-- INSTRUCTIONS TO FOLLOW --
In the records that follow, show each line where the word "прошлые" is present.

-- SUPPLIED DATA --
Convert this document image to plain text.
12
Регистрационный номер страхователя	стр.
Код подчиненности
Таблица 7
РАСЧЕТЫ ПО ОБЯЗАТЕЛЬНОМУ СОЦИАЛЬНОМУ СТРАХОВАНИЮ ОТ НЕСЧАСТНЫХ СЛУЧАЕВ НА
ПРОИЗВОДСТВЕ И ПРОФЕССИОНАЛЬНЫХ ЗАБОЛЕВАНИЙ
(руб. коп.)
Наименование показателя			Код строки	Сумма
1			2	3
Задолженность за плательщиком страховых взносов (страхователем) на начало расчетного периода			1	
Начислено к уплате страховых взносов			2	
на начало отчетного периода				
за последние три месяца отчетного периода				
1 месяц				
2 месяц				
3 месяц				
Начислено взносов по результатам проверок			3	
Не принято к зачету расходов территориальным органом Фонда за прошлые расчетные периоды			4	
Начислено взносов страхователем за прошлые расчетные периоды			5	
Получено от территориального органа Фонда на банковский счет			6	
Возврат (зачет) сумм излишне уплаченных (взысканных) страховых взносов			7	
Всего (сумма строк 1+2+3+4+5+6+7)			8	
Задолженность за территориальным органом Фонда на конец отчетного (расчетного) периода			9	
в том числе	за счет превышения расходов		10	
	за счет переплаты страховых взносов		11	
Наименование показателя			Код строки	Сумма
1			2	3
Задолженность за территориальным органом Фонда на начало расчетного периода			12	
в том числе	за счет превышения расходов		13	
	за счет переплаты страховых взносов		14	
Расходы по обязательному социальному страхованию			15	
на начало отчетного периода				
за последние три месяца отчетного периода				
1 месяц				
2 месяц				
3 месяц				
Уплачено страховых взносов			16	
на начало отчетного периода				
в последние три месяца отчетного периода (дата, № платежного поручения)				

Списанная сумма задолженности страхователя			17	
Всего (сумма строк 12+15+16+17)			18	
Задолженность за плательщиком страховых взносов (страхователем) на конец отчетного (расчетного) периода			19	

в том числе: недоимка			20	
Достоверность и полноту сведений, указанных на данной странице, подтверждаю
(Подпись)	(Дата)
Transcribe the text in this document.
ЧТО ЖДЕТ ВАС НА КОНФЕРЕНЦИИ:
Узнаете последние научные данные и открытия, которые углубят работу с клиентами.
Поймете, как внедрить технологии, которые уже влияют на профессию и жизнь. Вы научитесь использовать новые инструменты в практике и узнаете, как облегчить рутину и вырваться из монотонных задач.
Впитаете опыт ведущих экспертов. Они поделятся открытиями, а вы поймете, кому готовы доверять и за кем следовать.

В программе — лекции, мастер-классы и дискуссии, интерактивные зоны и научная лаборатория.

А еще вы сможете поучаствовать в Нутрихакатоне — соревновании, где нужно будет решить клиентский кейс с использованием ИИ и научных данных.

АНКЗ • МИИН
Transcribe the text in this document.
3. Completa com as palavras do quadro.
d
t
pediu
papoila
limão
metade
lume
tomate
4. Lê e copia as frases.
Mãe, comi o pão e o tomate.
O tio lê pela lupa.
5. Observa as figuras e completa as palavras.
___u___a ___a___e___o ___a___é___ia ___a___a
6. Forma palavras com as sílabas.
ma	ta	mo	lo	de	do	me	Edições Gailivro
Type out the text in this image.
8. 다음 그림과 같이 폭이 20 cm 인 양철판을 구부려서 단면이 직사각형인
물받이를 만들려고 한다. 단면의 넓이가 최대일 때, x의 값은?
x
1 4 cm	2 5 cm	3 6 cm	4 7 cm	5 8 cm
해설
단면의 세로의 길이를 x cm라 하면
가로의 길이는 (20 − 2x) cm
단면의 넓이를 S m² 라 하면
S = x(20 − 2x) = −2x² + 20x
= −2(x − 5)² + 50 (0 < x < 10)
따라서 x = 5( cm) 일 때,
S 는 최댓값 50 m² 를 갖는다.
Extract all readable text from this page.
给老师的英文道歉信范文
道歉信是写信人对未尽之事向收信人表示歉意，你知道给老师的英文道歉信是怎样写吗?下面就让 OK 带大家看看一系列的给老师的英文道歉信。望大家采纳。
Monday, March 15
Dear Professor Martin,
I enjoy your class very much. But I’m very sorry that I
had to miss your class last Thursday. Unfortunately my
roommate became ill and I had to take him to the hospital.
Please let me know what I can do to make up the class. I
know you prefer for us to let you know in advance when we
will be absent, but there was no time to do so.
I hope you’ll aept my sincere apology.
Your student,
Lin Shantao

-- EXERCISE OUTPUT --
Не принято к зачету расходов территориальным органом Фонда за прошлые расчетные периоды			4	
Начислено взносов страхователем за прошлые расчетные периоды			5	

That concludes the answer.